## TASK DIRECTIONS
All of the data that follows should be retyped exactly, please, except the pictures.

## DATASET CONTENT
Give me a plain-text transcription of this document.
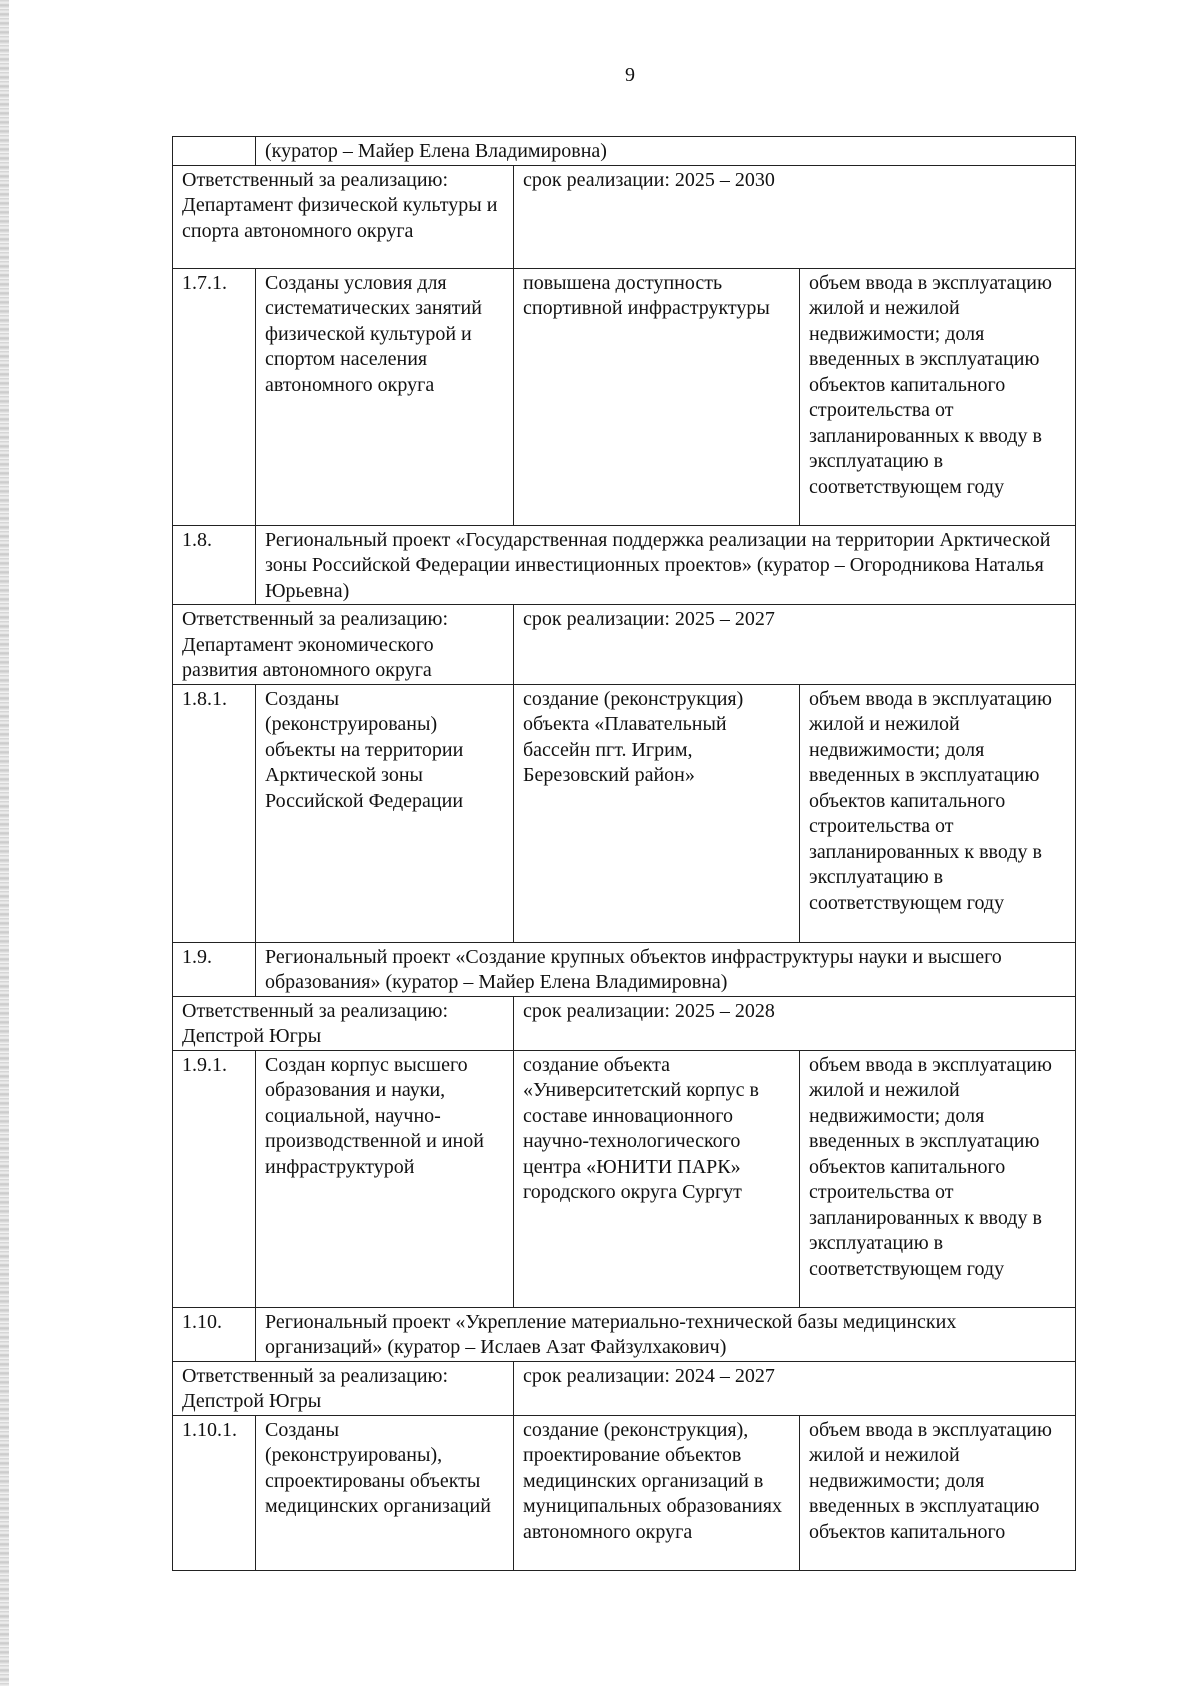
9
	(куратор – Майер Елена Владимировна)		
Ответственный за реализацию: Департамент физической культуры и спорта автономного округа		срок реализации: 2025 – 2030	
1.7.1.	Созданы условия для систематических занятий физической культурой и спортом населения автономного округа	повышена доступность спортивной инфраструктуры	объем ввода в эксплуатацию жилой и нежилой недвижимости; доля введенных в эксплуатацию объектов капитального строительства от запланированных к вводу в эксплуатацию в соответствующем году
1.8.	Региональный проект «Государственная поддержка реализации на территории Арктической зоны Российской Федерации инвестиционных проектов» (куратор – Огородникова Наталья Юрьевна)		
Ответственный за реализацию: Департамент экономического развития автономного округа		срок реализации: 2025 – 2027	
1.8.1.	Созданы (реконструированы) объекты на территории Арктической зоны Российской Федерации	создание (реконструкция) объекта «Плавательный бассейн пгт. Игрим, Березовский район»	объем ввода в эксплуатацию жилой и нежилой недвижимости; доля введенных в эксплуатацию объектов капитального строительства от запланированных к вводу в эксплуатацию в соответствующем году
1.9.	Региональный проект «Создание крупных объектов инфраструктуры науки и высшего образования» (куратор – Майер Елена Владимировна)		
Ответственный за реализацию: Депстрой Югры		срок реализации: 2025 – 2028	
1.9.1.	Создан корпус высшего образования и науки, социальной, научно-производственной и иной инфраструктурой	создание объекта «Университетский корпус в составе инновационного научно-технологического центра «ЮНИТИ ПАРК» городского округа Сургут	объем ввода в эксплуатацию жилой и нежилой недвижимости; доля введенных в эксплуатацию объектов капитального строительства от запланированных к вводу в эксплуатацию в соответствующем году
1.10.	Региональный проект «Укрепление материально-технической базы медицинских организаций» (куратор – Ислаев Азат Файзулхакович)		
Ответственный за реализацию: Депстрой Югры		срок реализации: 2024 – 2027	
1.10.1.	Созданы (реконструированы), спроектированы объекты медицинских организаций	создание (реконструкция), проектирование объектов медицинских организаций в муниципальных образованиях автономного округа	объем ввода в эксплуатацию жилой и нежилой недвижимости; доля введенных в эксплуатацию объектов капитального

## THE RESPONSE
Give me a plain-text transcription of this document.
9
	(куратор – Майер Елена Владимировна)		
Ответственный за реализацию: Департамент физической культуры и спорта автономного округа		срок реализации: 2025 – 2030	
1.7.1.	Созданы условия для систематических занятий физической культурой и спортом населения автономного округа	повышена доступность спортивной инфраструктуры	объем ввода в эксплуатацию жилой и нежилой недвижимости; доля введенных в эксплуатацию объектов капитального строительства от запланированных к вводу в эксплуатацию в соответствующем году
1.8.	Региональный проект «Государственная поддержка реализации на территории Арктической зоны Российской Федерации инвестиционных проектов» (куратор – Огородникова Наталья Юрьевна)		
Ответственный за реализацию: Департамент экономического развития автономного округа		срок реализации: 2025 – 2027	
1.8.1.	Созданы (реконструированы) объекты на территории Арктической зоны Российской Федерации	создание (реконструкция) объекта «Плавательный бассейн пгт. Игрим, Березовский район»	объем ввода в эксплуатацию жилой и нежилой недвижимости; доля введенных в эксплуатацию объектов капитального строительства от запланированных к вводу в эксплуатацию в соответствующем году
1.9.	Региональный проект «Создание крупных объектов инфраструктуры науки и высшего образования» (куратор – Майер Елена Владимировна)		
Ответственный за реализацию: Депстрой Югры		срок реализации: 2025 – 2028	
1.9.1.	Создан корпус высшего образования и науки, социальной, научно-производственной и иной инфраструктурой	создание объекта «Университетский корпус в составе инновационного научно-технологического центра «ЮНИТИ ПАРК» городского округа Сургут	объем ввода в эксплуатацию жилой и нежилой недвижимости; доля введенных в эксплуатацию объектов капитального строительства от запланированных к вводу в эксплуатацию в соответствующем году
1.10.	Региональный проект «Укрепление материально-технической базы медицинских организаций» (куратор – Ислаев Азат Файзулхакович)		
Ответственный за реализацию: Депстрой Югры		срок реализации: 2024 – 2027	
1.10.1.	Созданы (реконструированы), спроектированы объекты медицинских организаций	создание (реконструкция), проектирование объектов медицинских организаций в муниципальных образованиях автономного округа	объем ввода в эксплуатацию жилой и нежилой недвижимости; доля введенных в эксплуатацию объектов капитального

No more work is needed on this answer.